(Saved entries)
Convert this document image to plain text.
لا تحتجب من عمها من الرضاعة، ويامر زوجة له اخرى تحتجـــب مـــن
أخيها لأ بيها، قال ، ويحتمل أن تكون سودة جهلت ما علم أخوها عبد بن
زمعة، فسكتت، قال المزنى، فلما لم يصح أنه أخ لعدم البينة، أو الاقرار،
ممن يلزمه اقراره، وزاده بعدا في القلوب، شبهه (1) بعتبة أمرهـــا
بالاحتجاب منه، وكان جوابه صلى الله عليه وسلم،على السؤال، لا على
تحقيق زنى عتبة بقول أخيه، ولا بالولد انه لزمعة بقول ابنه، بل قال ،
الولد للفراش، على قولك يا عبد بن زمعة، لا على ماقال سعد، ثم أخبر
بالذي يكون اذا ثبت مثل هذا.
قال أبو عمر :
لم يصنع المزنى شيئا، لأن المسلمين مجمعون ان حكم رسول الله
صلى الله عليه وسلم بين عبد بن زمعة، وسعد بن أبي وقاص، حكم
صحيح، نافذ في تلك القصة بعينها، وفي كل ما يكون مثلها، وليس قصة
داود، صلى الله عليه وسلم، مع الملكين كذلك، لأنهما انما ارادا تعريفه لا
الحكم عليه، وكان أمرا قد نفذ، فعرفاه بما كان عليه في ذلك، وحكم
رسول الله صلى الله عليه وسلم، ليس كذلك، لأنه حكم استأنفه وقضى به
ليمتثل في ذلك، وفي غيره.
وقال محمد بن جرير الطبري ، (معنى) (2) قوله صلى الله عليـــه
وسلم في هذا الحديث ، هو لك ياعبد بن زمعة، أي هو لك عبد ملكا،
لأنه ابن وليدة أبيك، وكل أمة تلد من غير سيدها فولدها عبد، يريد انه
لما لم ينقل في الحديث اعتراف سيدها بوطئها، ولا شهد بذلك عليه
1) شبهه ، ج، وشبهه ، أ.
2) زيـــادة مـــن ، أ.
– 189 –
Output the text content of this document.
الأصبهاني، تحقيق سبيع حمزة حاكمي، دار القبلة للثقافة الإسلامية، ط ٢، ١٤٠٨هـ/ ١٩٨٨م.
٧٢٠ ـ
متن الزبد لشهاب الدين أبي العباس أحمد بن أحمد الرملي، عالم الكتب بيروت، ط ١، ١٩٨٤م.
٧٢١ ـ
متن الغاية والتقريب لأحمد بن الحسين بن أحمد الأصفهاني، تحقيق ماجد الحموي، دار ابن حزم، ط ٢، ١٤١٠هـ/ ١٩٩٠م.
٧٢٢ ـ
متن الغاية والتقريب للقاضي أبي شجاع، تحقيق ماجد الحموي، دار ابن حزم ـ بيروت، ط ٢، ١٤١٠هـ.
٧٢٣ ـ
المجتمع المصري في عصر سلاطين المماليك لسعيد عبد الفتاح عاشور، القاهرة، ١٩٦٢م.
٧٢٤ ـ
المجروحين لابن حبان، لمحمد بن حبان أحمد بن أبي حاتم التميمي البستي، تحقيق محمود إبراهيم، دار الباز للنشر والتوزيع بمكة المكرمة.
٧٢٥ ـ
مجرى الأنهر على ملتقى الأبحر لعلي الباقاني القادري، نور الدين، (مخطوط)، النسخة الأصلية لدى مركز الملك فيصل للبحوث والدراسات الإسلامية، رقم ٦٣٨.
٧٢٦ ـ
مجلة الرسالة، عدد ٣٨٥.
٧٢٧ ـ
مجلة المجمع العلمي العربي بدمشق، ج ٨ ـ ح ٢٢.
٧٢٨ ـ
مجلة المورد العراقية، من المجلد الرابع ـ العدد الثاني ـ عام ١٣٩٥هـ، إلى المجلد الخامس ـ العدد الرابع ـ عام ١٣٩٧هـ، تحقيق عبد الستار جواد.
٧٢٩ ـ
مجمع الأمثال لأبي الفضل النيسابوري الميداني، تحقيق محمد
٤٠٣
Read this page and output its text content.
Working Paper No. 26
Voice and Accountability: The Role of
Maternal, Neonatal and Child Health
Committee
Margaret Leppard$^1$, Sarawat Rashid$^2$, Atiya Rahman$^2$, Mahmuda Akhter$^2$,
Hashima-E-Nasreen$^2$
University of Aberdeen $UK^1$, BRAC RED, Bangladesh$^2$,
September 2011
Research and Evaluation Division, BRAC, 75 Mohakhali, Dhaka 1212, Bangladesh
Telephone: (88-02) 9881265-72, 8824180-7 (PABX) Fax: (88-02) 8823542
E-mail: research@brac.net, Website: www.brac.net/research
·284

> _Stated problem_
Identify each line of the material where the word "الحموي" shows up, and copy it.

> _Response below_
متن الغاية والتقريب لأحمد بن الحسين بن أحمد الأصفهاني، تحقيق ماجد الحموي، دار ابن حزم، ط ٢، ١٤١٠هـ/ ١٩٩٠م.
متن الغاية والتقريب للقاضي أبي شجاع، تحقيق ماجد الحموي، دار ابن حزم ـ بيروت، ط ٢، ١٤١٠هـ.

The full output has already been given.